---------- DATASET RECORDS

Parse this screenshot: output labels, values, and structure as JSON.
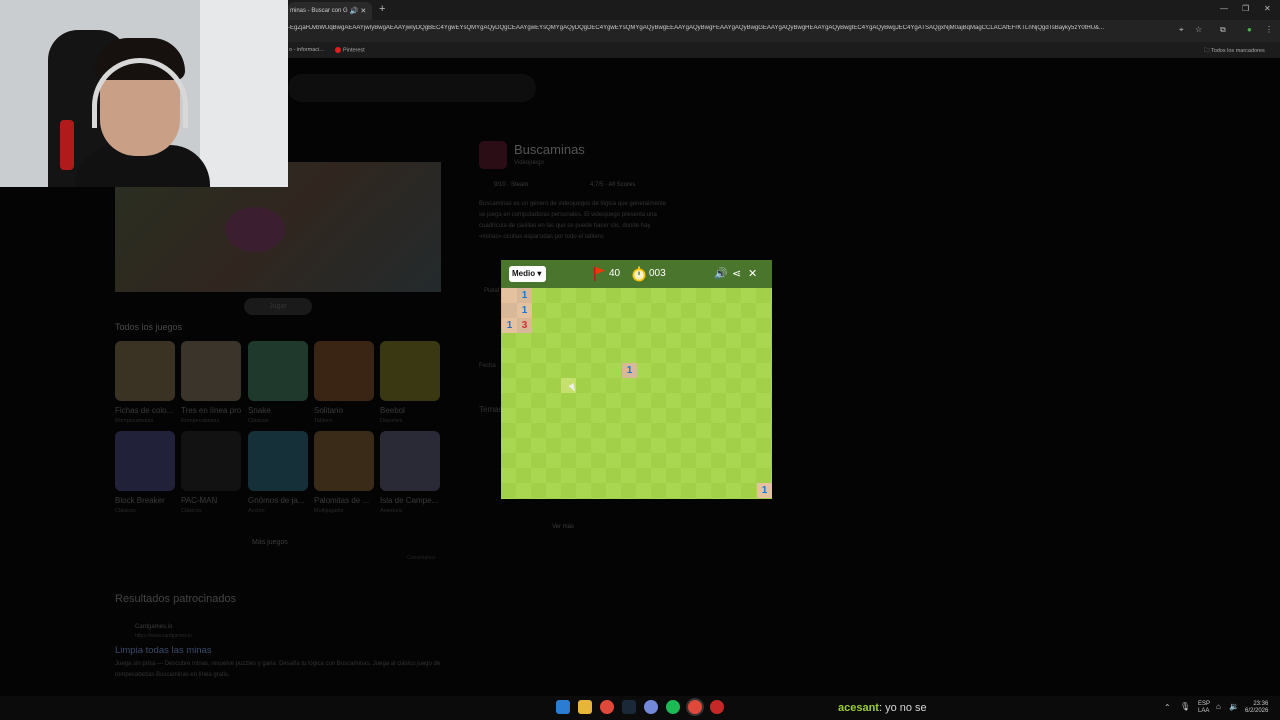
{
  "browser": {
    "tab_title": "minas - Buscar con G",
    "url": "-EgZjaHJvbWUqBwgAEAAYjwIyBwgAEAAYjwIyDQgBEC4YgwEYsQMYgAQyDQgCEAAYgwEYsQMYgAQyDQgDEC4YgwEYsQMYgAQyBwgEEAAYgAQyBwgFEAAYgAQyBwgGEAAYgAQyBwgHEAAYgAQyBwgIEC4YgAQyBwgJEC4YgATSAQgxNjM0ajBqMagCCLACAfEFrKTLnNjQgdTsBayky5zY0tHU&...",
    "bookmarks": [
      "o - informaci...",
      "Pinterest"
    ],
    "bookmarks_folder": "Todos los marcadores"
  },
  "background_page": {
    "play_label": "Jugar",
    "all_games_title": "Todos los juegos",
    "games": [
      {
        "name": "Fichas de colo...",
        "category": "Rompecabezas"
      },
      {
        "name": "Tres en línea pro",
        "category": "Rompecabezas"
      },
      {
        "name": "Snake",
        "category": "Clásicos"
      },
      {
        "name": "Solitario",
        "category": "Tablero"
      },
      {
        "name": "Beebol",
        "category": "Deportes"
      },
      {
        "name": "Block Breaker",
        "category": "Clásicos"
      },
      {
        "name": "PAC-MAN",
        "category": "Clásicos"
      },
      {
        "name": "Gnómos de ja...",
        "category": "Acción"
      },
      {
        "name": "Palomitas de ...",
        "category": "Multijugador"
      },
      {
        "name": "Isla de Campe...",
        "category": "Aventura"
      }
    ],
    "more_games": "Más juegos",
    "feedback": "Comentarios",
    "sponsored_title": "Resultados patrocinados",
    "ad_site": "Cardgames.io",
    "ad_url": "https://www.cardgames.io",
    "ad_link": "Limpia todas las minas",
    "ad_desc": "Juega sin prisa — Descubre minas, resuelve puzzles y gana. Desafía tu lógica con Buscaminas. Juega al clásico juego de rompecabezas Buscaminas en línea gratis.",
    "kp_title": "Buscaminas",
    "kp_subtitle": "Videojuego",
    "kp_rating1": "9/10 · Steam",
    "kp_rating2": "4,7/5 · All Scores",
    "kp_para": "Buscaminas es un género de videojuegos de lógica que generalmente se juega en computadoras personales. El videojuego presenta una cuadrícula de casillas en las que se puede hacer clic, donde hay «minas» ocultas esparcidas por todo el tablero.",
    "kp_labels": [
      "Plataf",
      "Fecha",
      "Temas"
    ],
    "see_more": "Ver más"
  },
  "minesweeper": {
    "difficulty": "Medio",
    "flags": "40",
    "timer": "003",
    "colors": {
      "header": "#4a752c",
      "grass_light": "#aad751",
      "grass_dark": "#a2d149",
      "open_light": "#e5c29f",
      "open_dark": "#d7b899",
      "num1": "#1976d2",
      "num3": "#d32f2f"
    },
    "revealed": [
      {
        "row": 0,
        "col": 0,
        "value": ""
      },
      {
        "row": 0,
        "col": 1,
        "value": "1"
      },
      {
        "row": 1,
        "col": 0,
        "value": ""
      },
      {
        "row": 1,
        "col": 1,
        "value": "1"
      },
      {
        "row": 2,
        "col": 0,
        "value": "1"
      },
      {
        "row": 2,
        "col": 1,
        "value": "3"
      },
      {
        "row": 5,
        "col": 8,
        "value": "1"
      },
      {
        "row": 13,
        "col": 17,
        "value": "1"
      }
    ]
  },
  "taskbar": {
    "chat_user": "acesant",
    "chat_message": ": yo no se",
    "lang_top": "ESP",
    "lang_bottom": "LAA",
    "time": "23:36",
    "date": "6/2/2026"
  }
}
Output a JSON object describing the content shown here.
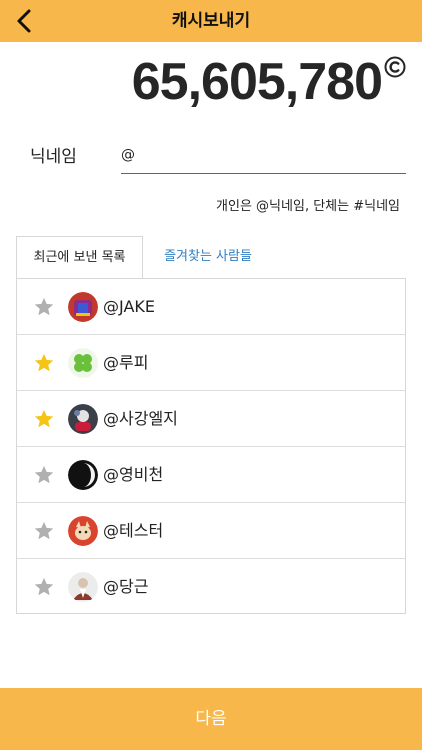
{
  "header": {
    "title": "캐시보내기"
  },
  "balance": {
    "amount": "65,605,780",
    "unit_icon": "cash-c-icon"
  },
  "nickname": {
    "label": "닉네임",
    "value": "@",
    "hint": "개인은 @닉네임, 단체는 #닉네임"
  },
  "tabs": [
    {
      "label": "최근에 보낸 목록",
      "active": true
    },
    {
      "label": "즐겨찾는 사람들",
      "active": false
    }
  ],
  "recipients": [
    {
      "name": "@JAKE",
      "favorite": false,
      "avatar": "cartoon-avatar"
    },
    {
      "name": "@루피",
      "favorite": true,
      "avatar": "clover-avatar"
    },
    {
      "name": "@사강엘지",
      "favorite": true,
      "avatar": "photo-avatar"
    },
    {
      "name": "@영비천",
      "favorite": false,
      "avatar": "photo-avatar"
    },
    {
      "name": "@테스터",
      "favorite": false,
      "avatar": "photo-avatar"
    },
    {
      "name": "@당근",
      "favorite": false,
      "avatar": "photo-avatar"
    }
  ],
  "colors": {
    "accent": "#f7b74a",
    "star_on": "#f5c516",
    "star_off": "#b0b0b0",
    "link": "#2f7fc4"
  },
  "footer": {
    "next_label": "다음"
  }
}
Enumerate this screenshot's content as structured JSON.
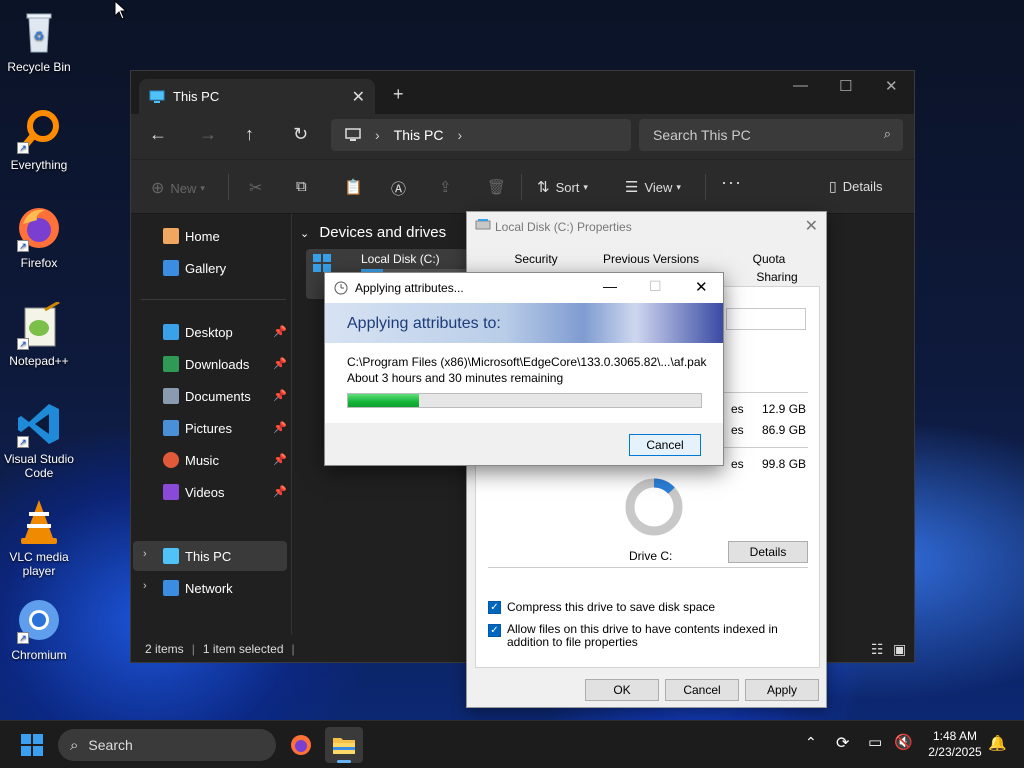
{
  "desktop": {
    "icons": [
      {
        "label": "Recycle Bin",
        "icon": "recycle-bin-icon"
      },
      {
        "label": "Everything",
        "icon": "everything-search-icon"
      },
      {
        "label": "Firefox",
        "icon": "firefox-icon"
      },
      {
        "label": "Notepad++",
        "icon": "notepadpp-icon"
      },
      {
        "label": "Visual Studio Code",
        "icon": "vscode-icon"
      },
      {
        "label": "VLC media player",
        "icon": "vlc-icon"
      },
      {
        "label": "Chromium",
        "icon": "chromium-icon"
      }
    ]
  },
  "explorer": {
    "tab_title": "This PC",
    "address": "This PC",
    "search_placeholder": "Search This PC",
    "toolbar": {
      "new": "New",
      "sort": "Sort",
      "view": "View",
      "more": "···",
      "details": "Details"
    },
    "sidebar": {
      "home": "Home",
      "gallery": "Gallery",
      "desktop": "Desktop",
      "downloads": "Downloads",
      "documents": "Documents",
      "pictures": "Pictures",
      "music": "Music",
      "videos": "Videos",
      "this_pc": "This PC",
      "network": "Network"
    },
    "group_header": "Devices and drives",
    "drive_name": "Local Disk (C:)",
    "status": {
      "items": "2 items",
      "selected": "1 item selected"
    }
  },
  "properties": {
    "title": "Local Disk (C:) Properties",
    "tabs": {
      "security": "Security",
      "previous_versions": "Previous Versions",
      "quota": "Quota",
      "sharing": "Sharing"
    },
    "sizes": {
      "used": "12.9 GB",
      "free": "86.9 GB",
      "capacity": "99.8 GB"
    },
    "used_fraction": 0.13,
    "drive_label": "Drive C:",
    "details_button": "Details",
    "compress_label": "Compress this drive to save disk space",
    "index_label": "Allow files on this drive to have contents indexed in addition to file properties",
    "ok": "OK",
    "cancel": "Cancel",
    "apply": "Apply"
  },
  "apply_dialog": {
    "title": "Applying attributes...",
    "header": "Applying attributes to:",
    "path": "C:\\Program Files (x86)\\Microsoft\\EdgeCore\\133.0.3065.82\\...\\af.pak",
    "remaining": "About 3 hours and 30 minutes remaining",
    "progress": 0.2,
    "cancel": "Cancel"
  },
  "taskbar": {
    "search_label": "Search",
    "time": "1:48 AM",
    "date": "2/23/2025"
  },
  "colors": {
    "accent": "#0067c0",
    "progress_green": "#16b53a",
    "explorer_bg": "#202020"
  }
}
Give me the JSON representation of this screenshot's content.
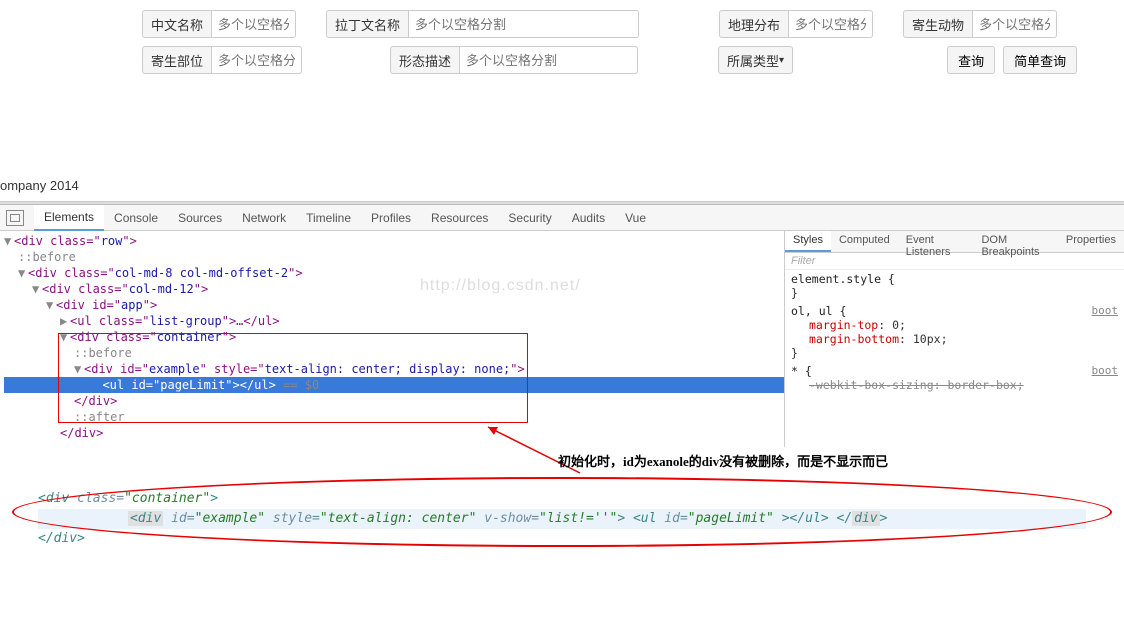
{
  "form": {
    "row1": {
      "f1": {
        "label": "中文名称",
        "ph": "多个以空格分"
      },
      "f2": {
        "label": "拉丁文名称",
        "ph": "多个以空格分割"
      },
      "f3": {
        "label": "地理分布",
        "ph": "多个以空格分"
      },
      "f4": {
        "label": "寄生动物",
        "ph": "多个以空格分"
      }
    },
    "row2": {
      "f1": {
        "label": "寄生部位",
        "ph": "多个以空格分割"
      },
      "f2": {
        "label": "形态描述",
        "ph": "多个以空格分割"
      },
      "sel": "所属类型",
      "btn1": "查询",
      "btn2": "简单查询"
    }
  },
  "footer": "ompany 2014",
  "devtabs": [
    "Elements",
    "Console",
    "Sources",
    "Network",
    "Timeline",
    "Profiles",
    "Resources",
    "Security",
    "Audits",
    "Vue"
  ],
  "devtabs_active": "Elements",
  "dom": {
    "l1": {
      "pre": "▼",
      "open": "<div class=\"",
      "val": "row",
      "close": "\">"
    },
    "l2": "::before",
    "l3": {
      "pre": "▼",
      "open": "<div class=\"",
      "val": "col-md-8 col-md-offset-2",
      "close": "\">"
    },
    "l4": {
      "pre": "▼",
      "open": "<div class=\"",
      "val": "col-md-12",
      "close": "\">"
    },
    "l5": {
      "pre": "▼",
      "open": "<div id=\"",
      "val": "app",
      "close": "\">"
    },
    "l6": {
      "pre": "▶",
      "open": "<ul class=\"",
      "val": "list-group",
      "mid": "\">…</",
      "end": "ul>"
    },
    "l7": {
      "pre": "▼",
      "open": "<div class=\"",
      "val": "container",
      "close": "\">"
    },
    "l8": "::before",
    "l9": {
      "pre": "▼",
      "open": "<div id=\"",
      "v1": "example",
      "mid": "\" style=\"",
      "v2": "text-align: center; display: none;",
      "close": "\">"
    },
    "l10": {
      "open": "<ul id=\"",
      "val": "pageLimit",
      "close": "\"></ul>",
      "eq": " == $0"
    },
    "l11": "</div>",
    "l12": "::after",
    "l13": "</div>"
  },
  "watermark": "http://blog.csdn.net/",
  "styles": {
    "tabs": [
      "Styles",
      "Computed",
      "Event Listeners",
      "DOM Breakpoints",
      "Properties"
    ],
    "active": "Styles",
    "filter": "Filter",
    "b1": "element.style {",
    "b1c": "}",
    "b2sel": "ol, ul {",
    "b2src": "boot",
    "b2p1n": "margin-top",
    "b2p1v": "0;",
    "b2p2n": "margin-bottom",
    "b2p2v": "10px;",
    "b2c": "}",
    "b3sel": "* {",
    "b3src": "boot",
    "b3pn": "-webkit-box-sizing",
    "b3pv": "border-box;"
  },
  "annot": "初始化时，id为exanole的div没有被删除，而是不显示而已",
  "snippet": {
    "l1a": "<div",
    "l1b": " class=",
    "l1c": "\"container\"",
    "l1d": ">",
    "l2a": "<div",
    "l2b": " id=",
    "l2c": "\"example\"",
    "l2d": "  style=",
    "l2e": "\"text-align: center\"",
    "l2f": " v-show=",
    "l2g": "\"list!=''\"",
    "l2h": "> <ul",
    "l2i": " id=",
    "l2j": "\"pageLimit\"",
    "l2k": " ></ul> </",
    "l2l": "div",
    "l2m": ">",
    "l3": "</div>"
  }
}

--------------------

**REQUIREMENTS**
Copy every line of the data that holds the string "text".

**EXERCISE OUTPUT**
      "v2": "text-align: center; display: none;",
    "l2e": "\"text-align: center\"",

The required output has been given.